-- Start --
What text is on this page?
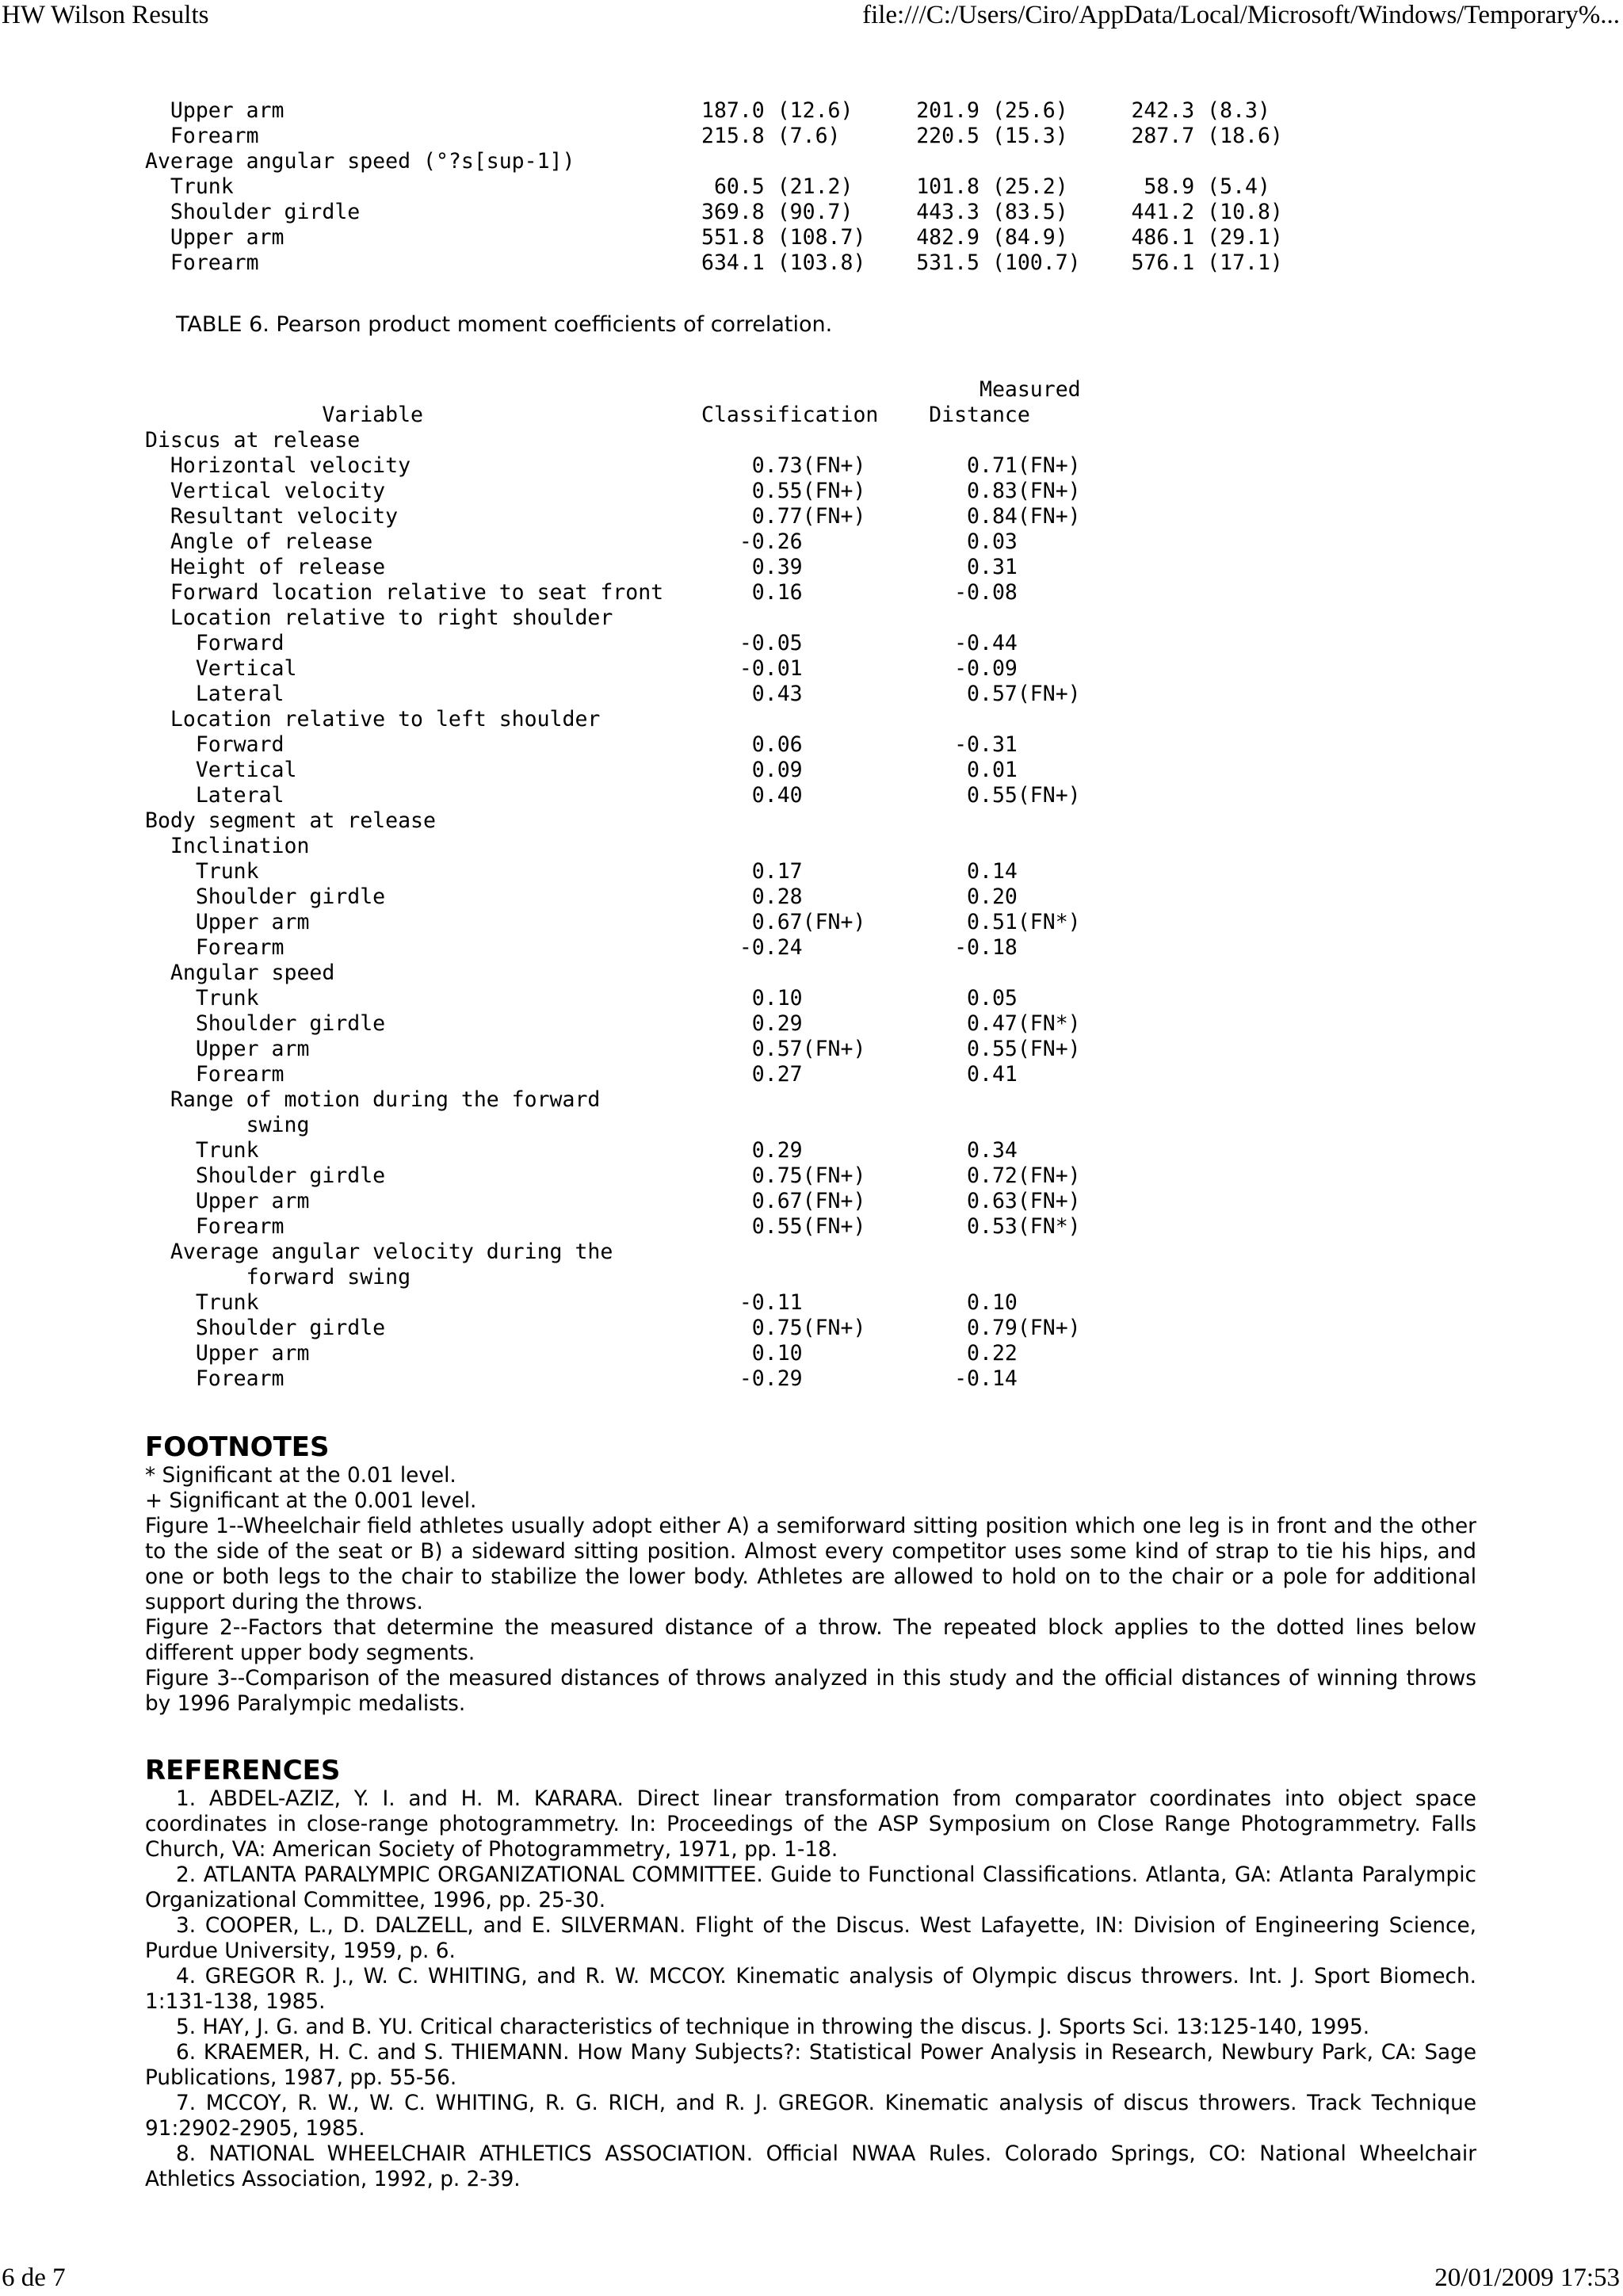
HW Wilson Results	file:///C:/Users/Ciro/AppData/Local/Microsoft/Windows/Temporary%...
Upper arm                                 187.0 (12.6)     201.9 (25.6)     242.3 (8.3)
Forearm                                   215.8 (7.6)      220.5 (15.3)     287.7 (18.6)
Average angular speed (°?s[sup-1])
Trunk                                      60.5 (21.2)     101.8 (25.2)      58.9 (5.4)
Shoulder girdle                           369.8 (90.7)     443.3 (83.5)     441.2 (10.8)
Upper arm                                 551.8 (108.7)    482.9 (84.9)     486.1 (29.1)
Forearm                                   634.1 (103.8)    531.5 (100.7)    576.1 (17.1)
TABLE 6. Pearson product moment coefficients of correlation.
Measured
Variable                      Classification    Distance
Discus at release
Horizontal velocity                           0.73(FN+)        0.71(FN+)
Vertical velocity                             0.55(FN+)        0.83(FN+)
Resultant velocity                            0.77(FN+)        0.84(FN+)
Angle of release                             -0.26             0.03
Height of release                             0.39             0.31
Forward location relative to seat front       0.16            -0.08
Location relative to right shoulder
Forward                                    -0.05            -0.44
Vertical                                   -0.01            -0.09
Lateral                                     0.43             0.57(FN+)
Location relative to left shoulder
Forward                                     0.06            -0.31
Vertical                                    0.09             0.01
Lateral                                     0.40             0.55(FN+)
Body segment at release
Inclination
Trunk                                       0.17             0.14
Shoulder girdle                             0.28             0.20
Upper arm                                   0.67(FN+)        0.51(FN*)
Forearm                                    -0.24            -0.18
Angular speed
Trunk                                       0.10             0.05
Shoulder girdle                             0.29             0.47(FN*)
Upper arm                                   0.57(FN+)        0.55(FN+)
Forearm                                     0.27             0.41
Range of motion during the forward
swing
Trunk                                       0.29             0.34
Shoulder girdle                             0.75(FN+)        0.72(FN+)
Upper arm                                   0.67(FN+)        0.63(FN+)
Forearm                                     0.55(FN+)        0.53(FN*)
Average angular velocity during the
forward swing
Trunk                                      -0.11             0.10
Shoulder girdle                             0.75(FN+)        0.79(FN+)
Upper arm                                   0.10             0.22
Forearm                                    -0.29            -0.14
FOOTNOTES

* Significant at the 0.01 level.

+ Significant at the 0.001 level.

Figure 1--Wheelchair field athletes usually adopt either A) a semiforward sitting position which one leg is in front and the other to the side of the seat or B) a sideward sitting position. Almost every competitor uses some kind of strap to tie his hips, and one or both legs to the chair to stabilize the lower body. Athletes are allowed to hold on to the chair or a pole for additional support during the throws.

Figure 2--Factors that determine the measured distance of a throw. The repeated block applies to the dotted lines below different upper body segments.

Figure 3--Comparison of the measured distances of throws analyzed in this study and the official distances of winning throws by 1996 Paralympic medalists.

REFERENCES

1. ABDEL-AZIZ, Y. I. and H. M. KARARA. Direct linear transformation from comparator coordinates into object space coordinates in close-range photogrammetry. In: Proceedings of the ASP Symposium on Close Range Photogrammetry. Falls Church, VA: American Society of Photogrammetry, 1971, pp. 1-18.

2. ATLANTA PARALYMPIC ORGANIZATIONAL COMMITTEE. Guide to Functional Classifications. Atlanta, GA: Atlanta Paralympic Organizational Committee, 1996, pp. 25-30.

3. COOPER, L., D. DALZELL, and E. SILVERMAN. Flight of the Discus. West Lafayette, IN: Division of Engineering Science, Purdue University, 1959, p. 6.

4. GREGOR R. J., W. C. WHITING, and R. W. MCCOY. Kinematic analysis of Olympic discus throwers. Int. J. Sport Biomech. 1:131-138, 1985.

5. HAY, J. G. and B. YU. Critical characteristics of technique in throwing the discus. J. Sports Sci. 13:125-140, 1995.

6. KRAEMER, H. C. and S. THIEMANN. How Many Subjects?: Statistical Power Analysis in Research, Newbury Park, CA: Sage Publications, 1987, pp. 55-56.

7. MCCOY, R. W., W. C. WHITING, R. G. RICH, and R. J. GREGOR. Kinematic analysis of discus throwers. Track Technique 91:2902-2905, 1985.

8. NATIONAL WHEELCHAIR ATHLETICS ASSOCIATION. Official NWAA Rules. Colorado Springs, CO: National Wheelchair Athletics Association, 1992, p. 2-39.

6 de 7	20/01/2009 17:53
-- End --
Your instructions ▸
Restate the data above exactly, stripping out each image.

Written solution ▸
What text is on this page?
HW Wilson Results	file:///C:/Users/Ciro/AppData/Local/Microsoft/Windows/Temporary%...
Upper arm                                 187.0 (12.6)     201.9 (25.6)     242.3 (8.3)
Forearm                                   215.8 (7.6)      220.5 (15.3)     287.7 (18.6)
Average angular speed (°?s[sup-1])
Trunk                                      60.5 (21.2)     101.8 (25.2)      58.9 (5.4)
Shoulder girdle                           369.8 (90.7)     443.3 (83.5)     441.2 (10.8)
Upper arm                                 551.8 (108.7)    482.9 (84.9)     486.1 (29.1)
Forearm                                   634.1 (103.8)    531.5 (100.7)    576.1 (17.1)
TABLE 6. Pearson product moment coefficients of correlation.
Measured
Variable                      Classification    Distance
Discus at release
Horizontal velocity                           0.73(FN+)        0.71(FN+)
Vertical velocity                             0.55(FN+)        0.83(FN+)
Resultant velocity                            0.77(FN+)        0.84(FN+)
Angle of release                             -0.26             0.03
Height of release                             0.39             0.31
Forward location relative to seat front       0.16            -0.08
Location relative to right shoulder
Forward                                    -0.05            -0.44
Vertical                                   -0.01            -0.09
Lateral                                     0.43             0.57(FN+)
Location relative to left shoulder
Forward                                     0.06            -0.31
Vertical                                    0.09             0.01
Lateral                                     0.40             0.55(FN+)
Body segment at release
Inclination
Trunk                                       0.17             0.14
Shoulder girdle                             0.28             0.20
Upper arm                                   0.67(FN+)        0.51(FN*)
Forearm                                    -0.24            -0.18
Angular speed
Trunk                                       0.10             0.05
Shoulder girdle                             0.29             0.47(FN*)
Upper arm                                   0.57(FN+)        0.55(FN+)
Forearm                                     0.27             0.41
Range of motion during the forward
swing
Trunk                                       0.29             0.34
Shoulder girdle                             0.75(FN+)        0.72(FN+)
Upper arm                                   0.67(FN+)        0.63(FN+)
Forearm                                     0.55(FN+)        0.53(FN*)
Average angular velocity during the
forward swing
Trunk                                      -0.11             0.10
Shoulder girdle                             0.75(FN+)        0.79(FN+)
Upper arm                                   0.10             0.22
Forearm                                    -0.29            -0.14
FOOTNOTES

* Significant at the 0.01 level.

+ Significant at the 0.001 level.

Figure 1--Wheelchair field athletes usually adopt either A) a semiforward sitting position which one leg is in front and the other to the side of the seat or B) a sideward sitting position. Almost every competitor uses some kind of strap to tie his hips, and one or both legs to the chair to stabilize the lower body. Athletes are allowed to hold on to the chair or a pole for additional support during the throws.

Figure 2--Factors that determine the measured distance of a throw. The repeated block applies to the dotted lines below different upper body segments.

Figure 3--Comparison of the measured distances of throws analyzed in this study and the official distances of winning throws by 1996 Paralympic medalists.

REFERENCES

1. ABDEL-AZIZ, Y. I. and H. M. KARARA. Direct linear transformation from comparator coordinates into object space coordinates in close-range photogrammetry. In: Proceedings of the ASP Symposium on Close Range Photogrammetry. Falls Church, VA: American Society of Photogrammetry, 1971, pp. 1-18.

2. ATLANTA PARALYMPIC ORGANIZATIONAL COMMITTEE. Guide to Functional Classifications. Atlanta, GA: Atlanta Paralympic Organizational Committee, 1996, pp. 25-30.

3. COOPER, L., D. DALZELL, and E. SILVERMAN. Flight of the Discus. West Lafayette, IN: Division of Engineering Science, Purdue University, 1959, p. 6.

4. GREGOR R. J., W. C. WHITING, and R. W. MCCOY. Kinematic analysis of Olympic discus throwers. Int. J. Sport Biomech. 1:131-138, 1985.

5. HAY, J. G. and B. YU. Critical characteristics of technique in throwing the discus. J. Sports Sci. 13:125-140, 1995.

6. KRAEMER, H. C. and S. THIEMANN. How Many Subjects?: Statistical Power Analysis in Research, Newbury Park, CA: Sage Publications, 1987, pp. 55-56.

7. MCCOY, R. W., W. C. WHITING, R. G. RICH, and R. J. GREGOR. Kinematic analysis of discus throwers. Track Technique 91:2902-2905, 1985.

8. NATIONAL WHEELCHAIR ATHLETICS ASSOCIATION. Official NWAA Rules. Colorado Springs, CO: National Wheelchair Athletics Association, 1992, p. 2-39.

6 de 7	20/01/2009 17:53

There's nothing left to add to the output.